> What this task involves
Print all of the lines exactly. Any picture among them stays out.

::::

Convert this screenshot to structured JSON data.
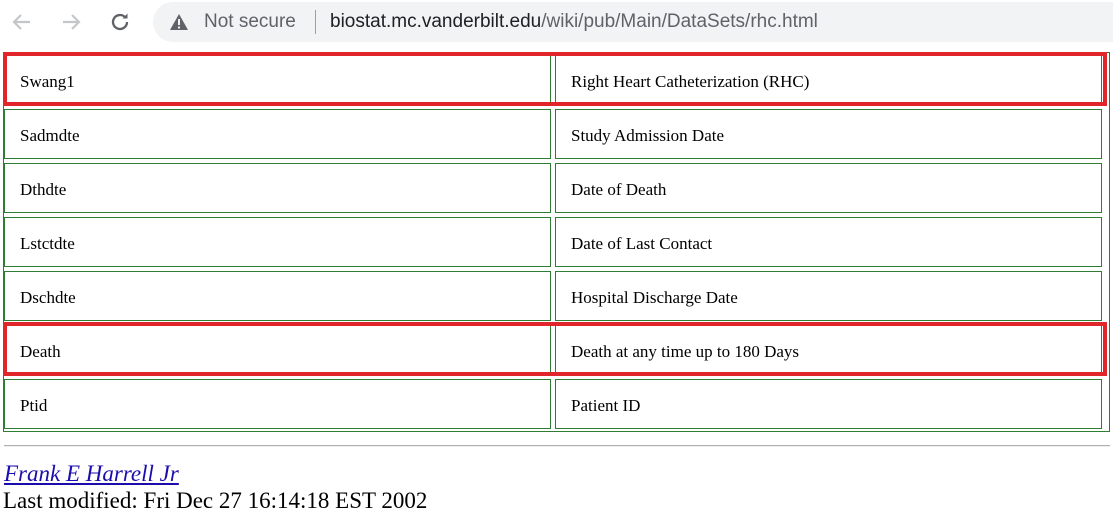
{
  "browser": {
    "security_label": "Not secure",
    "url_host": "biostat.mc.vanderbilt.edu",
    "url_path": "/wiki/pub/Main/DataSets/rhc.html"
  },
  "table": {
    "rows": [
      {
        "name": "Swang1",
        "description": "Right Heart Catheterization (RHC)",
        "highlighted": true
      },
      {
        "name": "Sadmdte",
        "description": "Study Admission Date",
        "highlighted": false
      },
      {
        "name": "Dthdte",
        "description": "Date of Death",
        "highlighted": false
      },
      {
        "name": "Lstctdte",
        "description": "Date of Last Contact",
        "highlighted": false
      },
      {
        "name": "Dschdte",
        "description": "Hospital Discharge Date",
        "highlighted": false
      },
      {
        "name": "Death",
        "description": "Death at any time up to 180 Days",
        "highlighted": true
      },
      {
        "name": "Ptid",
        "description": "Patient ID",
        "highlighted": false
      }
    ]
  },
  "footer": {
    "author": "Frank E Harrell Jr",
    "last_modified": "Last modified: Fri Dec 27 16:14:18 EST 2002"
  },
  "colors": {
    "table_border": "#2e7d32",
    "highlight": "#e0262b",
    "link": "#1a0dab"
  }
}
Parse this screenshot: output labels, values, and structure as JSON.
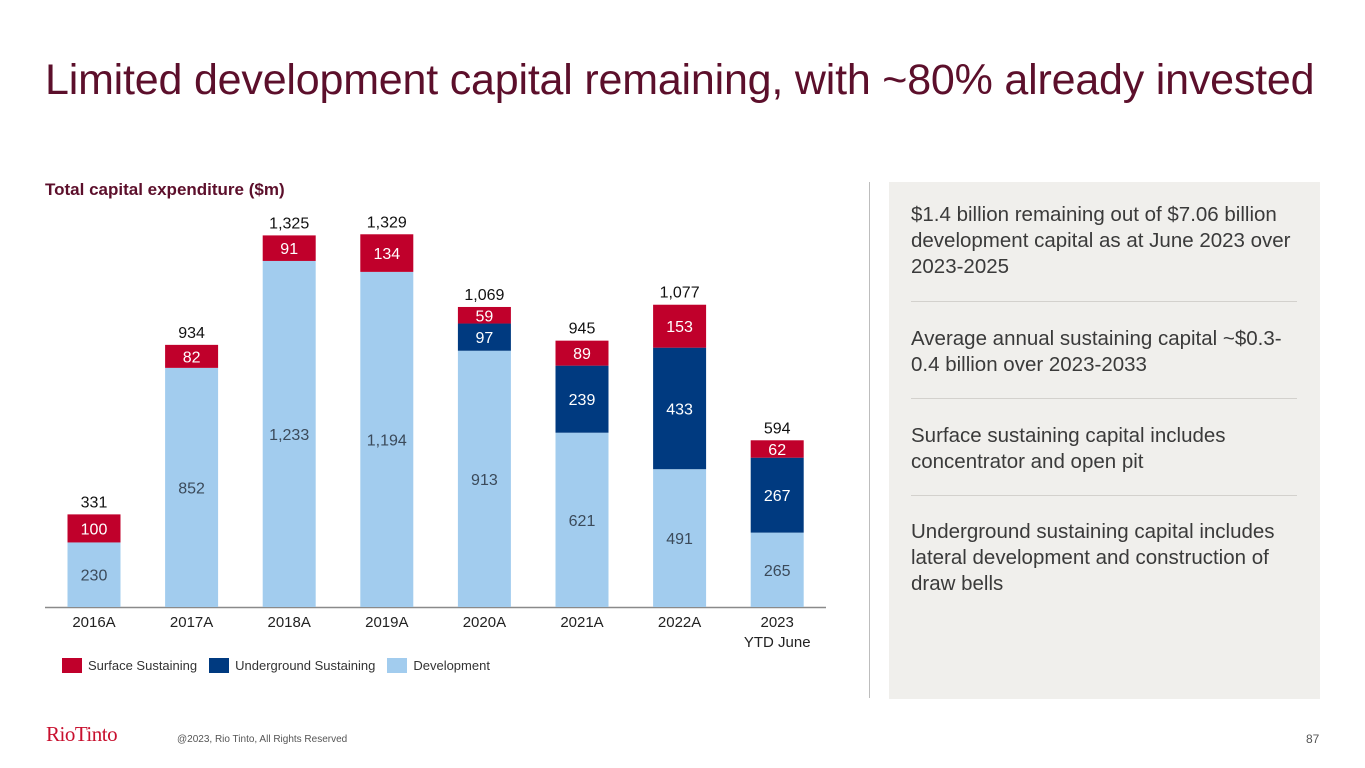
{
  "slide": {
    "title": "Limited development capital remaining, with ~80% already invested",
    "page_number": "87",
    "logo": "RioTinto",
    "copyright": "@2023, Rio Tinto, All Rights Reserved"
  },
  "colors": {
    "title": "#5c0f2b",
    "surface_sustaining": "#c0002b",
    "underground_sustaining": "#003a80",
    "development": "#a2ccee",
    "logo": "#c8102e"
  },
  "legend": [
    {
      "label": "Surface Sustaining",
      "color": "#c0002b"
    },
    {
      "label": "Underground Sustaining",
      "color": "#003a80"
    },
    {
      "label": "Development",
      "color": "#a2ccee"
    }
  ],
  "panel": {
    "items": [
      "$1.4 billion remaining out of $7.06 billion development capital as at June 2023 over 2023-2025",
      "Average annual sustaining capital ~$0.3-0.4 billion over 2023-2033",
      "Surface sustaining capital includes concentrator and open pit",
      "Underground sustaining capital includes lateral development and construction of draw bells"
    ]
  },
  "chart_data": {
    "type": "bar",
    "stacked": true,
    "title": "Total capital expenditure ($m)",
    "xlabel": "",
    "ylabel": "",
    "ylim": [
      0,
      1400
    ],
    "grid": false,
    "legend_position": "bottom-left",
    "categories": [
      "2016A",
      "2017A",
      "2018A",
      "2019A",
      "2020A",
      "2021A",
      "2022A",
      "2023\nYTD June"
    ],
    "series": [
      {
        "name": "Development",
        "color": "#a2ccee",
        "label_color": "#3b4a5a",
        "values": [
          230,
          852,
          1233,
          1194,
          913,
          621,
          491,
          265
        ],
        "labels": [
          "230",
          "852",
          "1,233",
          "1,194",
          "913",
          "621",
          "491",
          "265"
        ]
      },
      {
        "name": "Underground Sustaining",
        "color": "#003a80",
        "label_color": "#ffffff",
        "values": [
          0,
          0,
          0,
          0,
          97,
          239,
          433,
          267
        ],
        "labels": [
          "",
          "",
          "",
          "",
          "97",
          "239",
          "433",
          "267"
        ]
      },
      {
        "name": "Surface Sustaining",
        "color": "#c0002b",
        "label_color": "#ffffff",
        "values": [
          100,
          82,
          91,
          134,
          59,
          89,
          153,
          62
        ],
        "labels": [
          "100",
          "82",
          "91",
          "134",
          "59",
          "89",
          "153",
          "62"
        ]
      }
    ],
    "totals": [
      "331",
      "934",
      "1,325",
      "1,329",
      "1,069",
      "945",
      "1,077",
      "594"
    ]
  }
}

::::

> Output of the task
Convert this screenshot to structured JSON data.
{
  "browser": {
    "security_label": "Not secure",
    "url_host": "biostat.mc.vanderbilt.edu",
    "url_path": "/wiki/pub/Main/DataSets/rhc.html"
  },
  "table": {
    "rows": [
      {
        "name": "Swang1",
        "description": "Right Heart Catheterization (RHC)",
        "highlighted": true
      },
      {
        "name": "Sadmdte",
        "description": "Study Admission Date",
        "highlighted": false
      },
      {
        "name": "Dthdte",
        "description": "Date of Death",
        "highlighted": false
      },
      {
        "name": "Lstctdte",
        "description": "Date of Last Contact",
        "highlighted": false
      },
      {
        "name": "Dschdte",
        "description": "Hospital Discharge Date",
        "highlighted": false
      },
      {
        "name": "Death",
        "description": "Death at any time up to 180 Days",
        "highlighted": true
      },
      {
        "name": "Ptid",
        "description": "Patient ID",
        "highlighted": false
      }
    ]
  },
  "footer": {
    "author": "Frank E Harrell Jr",
    "last_modified": "Last modified: Fri Dec 27 16:14:18 EST 2002"
  },
  "colors": {
    "table_border": "#2e7d32",
    "highlight": "#e0262b",
    "link": "#1a0dab"
  }
}
Parse this screenshot: output labels, values, and structure as JSON.
{
  "slide": {
    "title": "Limited development capital remaining, with ~80% already invested",
    "page_number": "87",
    "logo": "RioTinto",
    "copyright": "@2023, Rio Tinto, All Rights Reserved"
  },
  "colors": {
    "title": "#5c0f2b",
    "surface_sustaining": "#c0002b",
    "underground_sustaining": "#003a80",
    "development": "#a2ccee",
    "logo": "#c8102e"
  },
  "legend": [
    {
      "label": "Surface Sustaining",
      "color": "#c0002b"
    },
    {
      "label": "Underground Sustaining",
      "color": "#003a80"
    },
    {
      "label": "Development",
      "color": "#a2ccee"
    }
  ],
  "panel": {
    "items": [
      "$1.4 billion remaining out of $7.06 billion development capital as at June 2023 over 2023-2025",
      "Average annual sustaining capital ~$0.3-0.4 billion over 2023-2033",
      "Surface sustaining capital includes concentrator and open pit",
      "Underground sustaining capital includes lateral development and construction of draw bells"
    ]
  },
  "chart_data": {
    "type": "bar",
    "stacked": true,
    "title": "Total capital expenditure ($m)",
    "xlabel": "",
    "ylabel": "",
    "ylim": [
      0,
      1400
    ],
    "grid": false,
    "legend_position": "bottom-left",
    "categories": [
      "2016A",
      "2017A",
      "2018A",
      "2019A",
      "2020A",
      "2021A",
      "2022A",
      "2023\nYTD June"
    ],
    "series": [
      {
        "name": "Development",
        "color": "#a2ccee",
        "label_color": "#3b4a5a",
        "values": [
          230,
          852,
          1233,
          1194,
          913,
          621,
          491,
          265
        ],
        "labels": [
          "230",
          "852",
          "1,233",
          "1,194",
          "913",
          "621",
          "491",
          "265"
        ]
      },
      {
        "name": "Underground Sustaining",
        "color": "#003a80",
        "label_color": "#ffffff",
        "values": [
          0,
          0,
          0,
          0,
          97,
          239,
          433,
          267
        ],
        "labels": [
          "",
          "",
          "",
          "",
          "97",
          "239",
          "433",
          "267"
        ]
      },
      {
        "name": "Surface Sustaining",
        "color": "#c0002b",
        "label_color": "#ffffff",
        "values": [
          100,
          82,
          91,
          134,
          59,
          89,
          153,
          62
        ],
        "labels": [
          "100",
          "82",
          "91",
          "134",
          "59",
          "89",
          "153",
          "62"
        ]
      }
    ],
    "totals": [
      "331",
      "934",
      "1,325",
      "1,329",
      "1,069",
      "945",
      "1,077",
      "594"
    ]
  }
}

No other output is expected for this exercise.